* start EXERCISE MATERIAL *

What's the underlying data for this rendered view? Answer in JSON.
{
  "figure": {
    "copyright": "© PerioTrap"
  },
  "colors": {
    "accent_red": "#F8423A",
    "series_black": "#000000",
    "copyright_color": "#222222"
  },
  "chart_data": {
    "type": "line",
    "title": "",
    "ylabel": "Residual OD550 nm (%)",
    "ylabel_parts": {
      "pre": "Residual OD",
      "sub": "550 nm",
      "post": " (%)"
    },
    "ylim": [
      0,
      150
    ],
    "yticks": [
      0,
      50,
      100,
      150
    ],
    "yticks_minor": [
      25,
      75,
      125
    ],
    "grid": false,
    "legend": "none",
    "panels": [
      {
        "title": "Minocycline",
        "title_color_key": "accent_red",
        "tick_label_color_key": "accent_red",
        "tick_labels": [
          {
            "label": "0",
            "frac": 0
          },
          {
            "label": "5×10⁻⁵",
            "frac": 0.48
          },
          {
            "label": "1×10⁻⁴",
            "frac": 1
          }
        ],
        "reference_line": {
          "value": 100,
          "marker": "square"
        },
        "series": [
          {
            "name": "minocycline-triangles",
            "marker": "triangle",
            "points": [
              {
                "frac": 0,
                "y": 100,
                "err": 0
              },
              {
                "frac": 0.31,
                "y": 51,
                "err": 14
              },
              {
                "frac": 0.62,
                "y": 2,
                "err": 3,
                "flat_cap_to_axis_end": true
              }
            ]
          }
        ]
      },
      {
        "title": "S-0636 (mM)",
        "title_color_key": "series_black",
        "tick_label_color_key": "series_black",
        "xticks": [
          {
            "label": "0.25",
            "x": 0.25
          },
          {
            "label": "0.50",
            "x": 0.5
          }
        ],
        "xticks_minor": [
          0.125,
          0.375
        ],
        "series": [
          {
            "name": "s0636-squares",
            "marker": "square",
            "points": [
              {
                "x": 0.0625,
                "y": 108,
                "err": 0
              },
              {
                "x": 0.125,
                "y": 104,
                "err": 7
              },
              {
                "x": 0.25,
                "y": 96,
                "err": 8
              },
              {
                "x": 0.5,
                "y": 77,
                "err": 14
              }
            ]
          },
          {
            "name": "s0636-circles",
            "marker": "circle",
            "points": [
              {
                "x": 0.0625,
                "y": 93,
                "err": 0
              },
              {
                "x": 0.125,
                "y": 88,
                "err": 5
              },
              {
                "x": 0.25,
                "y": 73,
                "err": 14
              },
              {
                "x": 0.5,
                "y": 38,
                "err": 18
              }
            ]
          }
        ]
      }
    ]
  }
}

* end EXERCISE MATERIAL *

INSTRUCTION :: Retype all the material above precisely, with no line left out.

WRITTEN SOLUTION ::
What's the underlying data for this rendered view? Answer in JSON.
{
  "figure": {
    "copyright": "© PerioTrap"
  },
  "colors": {
    "accent_red": "#F8423A",
    "series_black": "#000000",
    "copyright_color": "#222222"
  },
  "chart_data": {
    "type": "line",
    "title": "",
    "ylabel": "Residual OD550 nm (%)",
    "ylabel_parts": {
      "pre": "Residual OD",
      "sub": "550 nm",
      "post": " (%)"
    },
    "ylim": [
      0,
      150
    ],
    "yticks": [
      0,
      50,
      100,
      150
    ],
    "yticks_minor": [
      25,
      75,
      125
    ],
    "grid": false,
    "legend": "none",
    "panels": [
      {
        "title": "Minocycline",
        "title_color_key": "accent_red",
        "tick_label_color_key": "accent_red",
        "tick_labels": [
          {
            "label": "0",
            "frac": 0
          },
          {
            "label": "5×10⁻⁵",
            "frac": 0.48
          },
          {
            "label": "1×10⁻⁴",
            "frac": 1
          }
        ],
        "reference_line": {
          "value": 100,
          "marker": "square"
        },
        "series": [
          {
            "name": "minocycline-triangles",
            "marker": "triangle",
            "points": [
              {
                "frac": 0,
                "y": 100,
                "err": 0
              },
              {
                "frac": 0.31,
                "y": 51,
                "err": 14
              },
              {
                "frac": 0.62,
                "y": 2,
                "err": 3,
                "flat_cap_to_axis_end": true
              }
            ]
          }
        ]
      },
      {
        "title": "S-0636 (mM)",
        "title_color_key": "series_black",
        "tick_label_color_key": "series_black",
        "xticks": [
          {
            "label": "0.25",
            "x": 0.25
          },
          {
            "label": "0.50",
            "x": 0.5
          }
        ],
        "xticks_minor": [
          0.125,
          0.375
        ],
        "series": [
          {
            "name": "s0636-squares",
            "marker": "square",
            "points": [
              {
                "x": 0.0625,
                "y": 108,
                "err": 0
              },
              {
                "x": 0.125,
                "y": 104,
                "err": 7
              },
              {
                "x": 0.25,
                "y": 96,
                "err": 8
              },
              {
                "x": 0.5,
                "y": 77,
                "err": 14
              }
            ]
          },
          {
            "name": "s0636-circles",
            "marker": "circle",
            "points": [
              {
                "x": 0.0625,
                "y": 93,
                "err": 0
              },
              {
                "x": 0.125,
                "y": 88,
                "err": 5
              },
              {
                "x": 0.25,
                "y": 73,
                "err": 14
              },
              {
                "x": 0.5,
                "y": 38,
                "err": 18
              }
            ]
          }
        ]
      }
    ]
  }
}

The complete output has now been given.